● **Exercise**
Tally the lines of the listing that contain the word "Ripon", then give the total and nothing else.

● **Records shown**
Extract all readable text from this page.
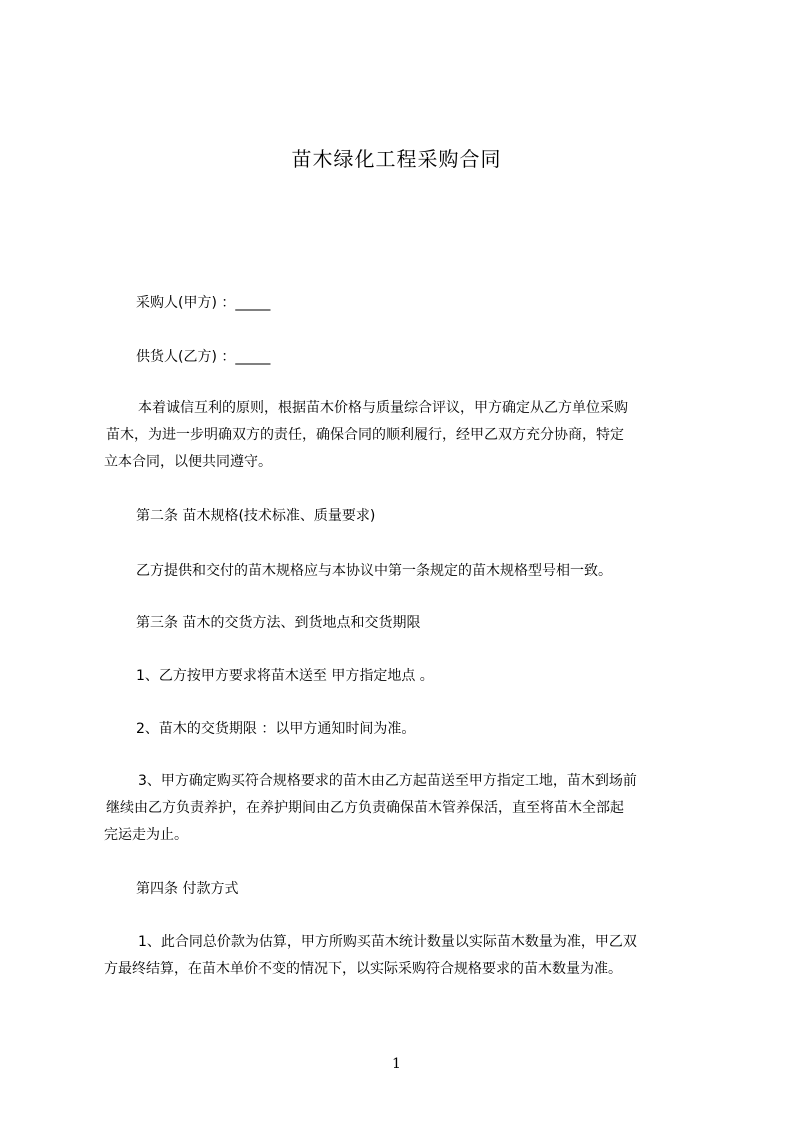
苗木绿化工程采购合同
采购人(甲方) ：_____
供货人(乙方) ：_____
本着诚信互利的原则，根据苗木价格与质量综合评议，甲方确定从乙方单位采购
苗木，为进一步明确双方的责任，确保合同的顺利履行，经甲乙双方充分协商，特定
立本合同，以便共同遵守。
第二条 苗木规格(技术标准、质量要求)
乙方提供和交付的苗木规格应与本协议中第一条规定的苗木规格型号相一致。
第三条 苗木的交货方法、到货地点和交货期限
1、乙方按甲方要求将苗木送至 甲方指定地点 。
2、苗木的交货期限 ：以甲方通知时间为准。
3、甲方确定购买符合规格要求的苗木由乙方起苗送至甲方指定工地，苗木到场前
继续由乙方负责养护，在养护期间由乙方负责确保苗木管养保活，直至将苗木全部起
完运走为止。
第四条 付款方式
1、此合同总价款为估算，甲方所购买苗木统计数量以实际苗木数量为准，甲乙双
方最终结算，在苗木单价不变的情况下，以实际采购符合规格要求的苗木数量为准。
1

---

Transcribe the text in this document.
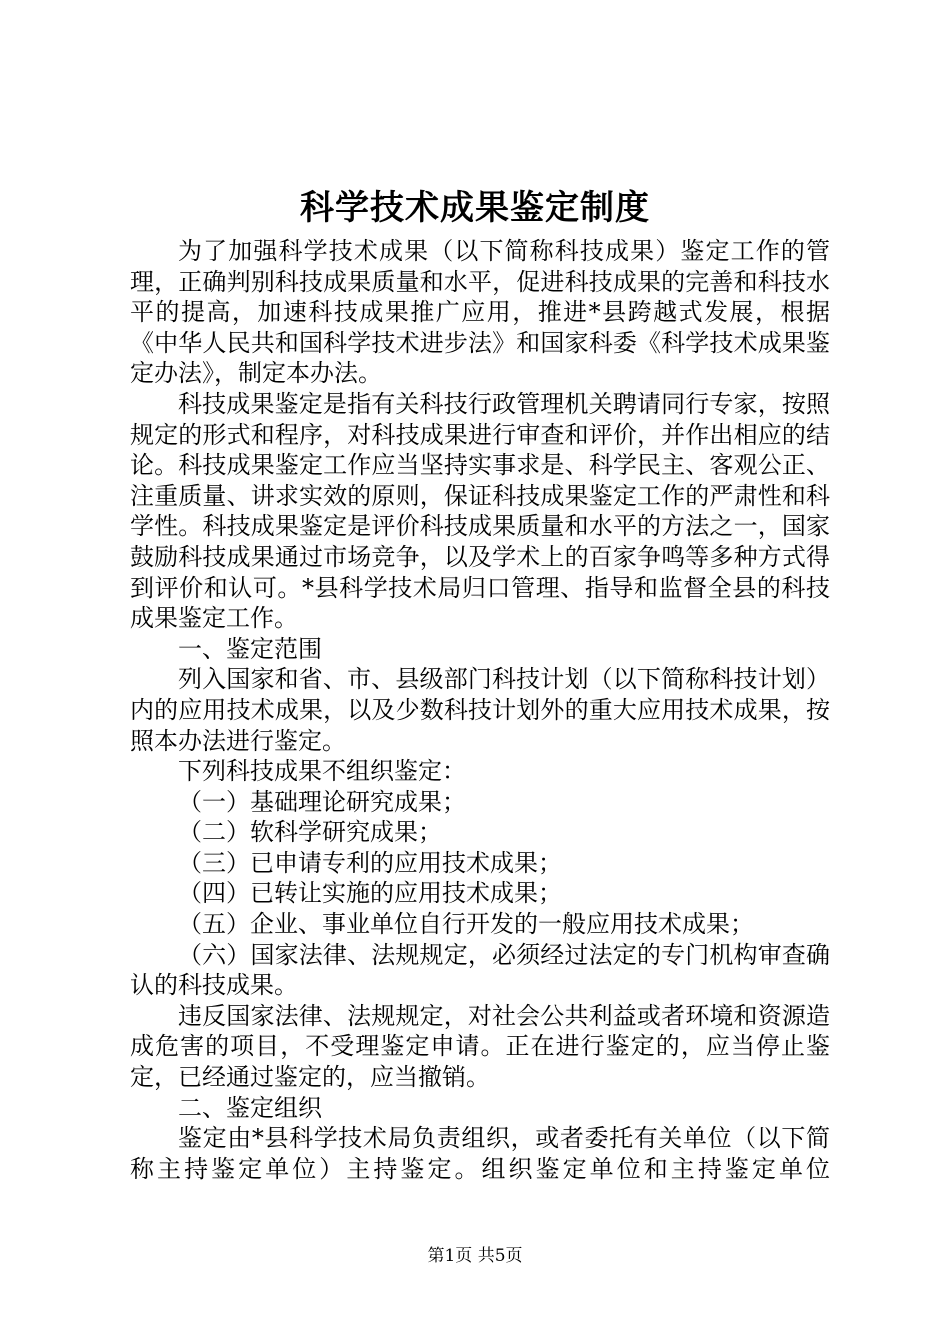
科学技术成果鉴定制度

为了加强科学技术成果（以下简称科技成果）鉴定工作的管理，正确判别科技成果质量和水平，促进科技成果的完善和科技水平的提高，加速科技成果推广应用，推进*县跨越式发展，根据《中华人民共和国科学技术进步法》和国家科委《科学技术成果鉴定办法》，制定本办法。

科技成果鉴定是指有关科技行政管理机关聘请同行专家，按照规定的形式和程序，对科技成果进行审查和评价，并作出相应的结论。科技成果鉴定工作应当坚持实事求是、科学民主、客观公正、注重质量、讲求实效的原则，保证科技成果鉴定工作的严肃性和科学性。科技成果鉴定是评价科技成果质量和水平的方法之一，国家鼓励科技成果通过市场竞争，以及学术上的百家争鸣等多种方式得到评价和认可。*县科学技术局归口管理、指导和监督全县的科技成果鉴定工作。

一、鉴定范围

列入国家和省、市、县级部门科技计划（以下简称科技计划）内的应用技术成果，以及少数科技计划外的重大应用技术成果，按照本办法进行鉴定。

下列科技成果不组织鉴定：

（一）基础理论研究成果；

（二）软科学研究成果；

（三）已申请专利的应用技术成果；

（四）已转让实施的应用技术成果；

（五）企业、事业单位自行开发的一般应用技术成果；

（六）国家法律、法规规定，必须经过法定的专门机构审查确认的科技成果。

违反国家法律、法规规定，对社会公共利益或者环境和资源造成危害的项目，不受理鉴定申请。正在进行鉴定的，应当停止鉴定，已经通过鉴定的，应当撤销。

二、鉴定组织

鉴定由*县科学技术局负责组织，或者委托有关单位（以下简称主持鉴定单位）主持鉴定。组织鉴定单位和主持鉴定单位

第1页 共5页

==

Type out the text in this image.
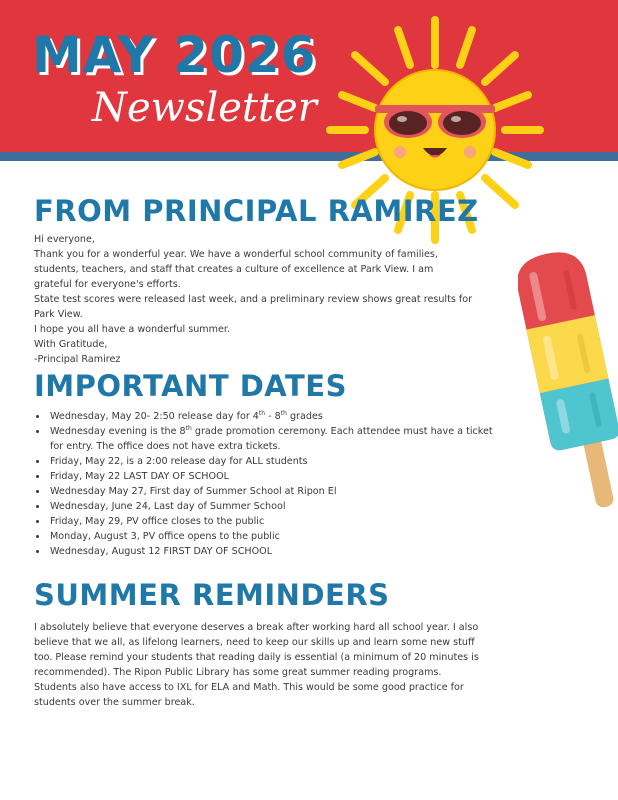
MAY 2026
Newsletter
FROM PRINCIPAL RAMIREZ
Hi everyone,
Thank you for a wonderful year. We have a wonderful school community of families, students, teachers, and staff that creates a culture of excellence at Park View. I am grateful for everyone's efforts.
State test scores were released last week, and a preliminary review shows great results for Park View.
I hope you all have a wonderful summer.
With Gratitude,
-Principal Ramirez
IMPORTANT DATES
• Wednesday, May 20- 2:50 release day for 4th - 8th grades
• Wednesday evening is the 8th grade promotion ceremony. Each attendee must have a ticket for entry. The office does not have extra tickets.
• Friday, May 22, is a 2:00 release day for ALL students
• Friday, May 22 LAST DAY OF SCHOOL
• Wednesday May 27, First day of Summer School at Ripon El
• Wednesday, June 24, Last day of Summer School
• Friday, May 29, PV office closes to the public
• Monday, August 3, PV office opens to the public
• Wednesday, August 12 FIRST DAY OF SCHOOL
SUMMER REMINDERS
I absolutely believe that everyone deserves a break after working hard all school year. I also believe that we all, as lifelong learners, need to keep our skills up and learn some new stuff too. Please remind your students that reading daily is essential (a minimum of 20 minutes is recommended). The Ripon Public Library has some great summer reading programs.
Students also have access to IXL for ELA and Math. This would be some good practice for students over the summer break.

● **Answer for the task**
2